Your task is to give the listing below back word for word, pictures excluded.

━━━━━ Dataset extract

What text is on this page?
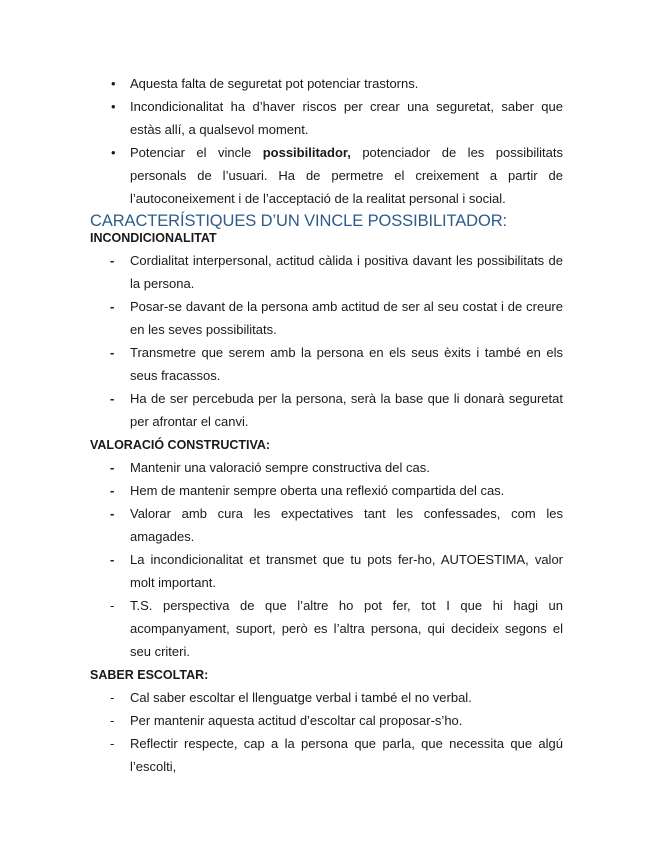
•	Aquesta falta de seguretat pot potenciar trastorns.
•	Incondicionalitat ha d’haver riscos per crear una seguretat, saber que estàs allí, a qualsevol moment.
•	Potenciar el vincle possibilitador, potenciador de les possibilitats personals de l’usuari. Ha de permetre el creixement a partir de l’autoconeixement i de l’acceptació de la realitat personal i social.
CARACTERÍSTIQUES D’UN VINCLE POSSIBILITADOR:
INCONDICIONALITAT
-	Cordialitat interpersonal, actitud càlida i positiva davant les possibilitats de la persona.
-	Posar-se davant de la persona amb actitud de ser al seu costat i de creure en les seves possibilitats.
-	Transmetre que serem amb la persona en els seus èxits i també en els seus fracassos.
-	Ha de ser percebuda per la persona, serà la base que li donarà seguretat per afrontar el canvi.
VALORACIÓ CONSTRUCTIVA:
-	Mantenir una valoració sempre constructiva del cas.
-	Hem de mantenir sempre oberta una reflexió compartida del cas.
-	Valorar amb cura les expectatives tant les confessades, com les amagades.
-	La incondicionalitat et transmet que tu pots fer-ho, AUTOESTIMA, valor molt important.
-	T.S. perspectiva de que l’altre ho pot fer, tot I que hi hagi un acompanyament, suport, però es l’altra persona, qui decideix segons el seu criteri.
SABER ESCOLTAR:
-	Cal saber escoltar el llenguatge verbal i també el no verbal.
-	Per mantenir aquesta actitud d’escoltar cal proposar-s’ho.
-	Reflectir respecte, cap a la persona que parla, que necessita que algú l’escolti,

━━━━━━━━━━

__Answer to this problem__.
What text is on this page?
•	Aquesta falta de seguretat pot potenciar trastorns.
•	Incondicionalitat ha d’haver riscos per crear una seguretat, saber que estàs allí, a qualsevol moment.
•	Potenciar el vincle possibilitador, potenciador de les possibilitats personals de l’usuari. Ha de permetre el creixement a partir de l’autoconeixement i de l’acceptació de la realitat personal i social.
CARACTERÍSTIQUES D’UN VINCLE POSSIBILITADOR:
INCONDICIONALITAT
-	Cordialitat interpersonal, actitud càlida i positiva davant les possibilitats de la persona.
-	Posar-se davant de la persona amb actitud de ser al seu costat i de creure en les seves possibilitats.
-	Transmetre que serem amb la persona en els seus èxits i també en els seus fracassos.
-	Ha de ser percebuda per la persona, serà la base que li donarà seguretat per afrontar el canvi.
VALORACIÓ CONSTRUCTIVA:
-	Mantenir una valoració sempre constructiva del cas.
-	Hem de mantenir sempre oberta una reflexió compartida del cas.
-	Valorar amb cura les expectatives tant les confessades, com les amagades.
-	La incondicionalitat et transmet que tu pots fer-ho, AUTOESTIMA, valor molt important.
-	T.S. perspectiva de que l’altre ho pot fer, tot I que hi hagi un acompanyament, suport, però es l’altra persona, qui decideix segons el seu criteri.
SABER ESCOLTAR:
-	Cal saber escoltar el llenguatge verbal i també el no verbal.
-	Per mantenir aquesta actitud d’escoltar cal proposar-s’ho.
-	Reflectir respecte, cap a la persona que parla, que necessita que algú l’escolti,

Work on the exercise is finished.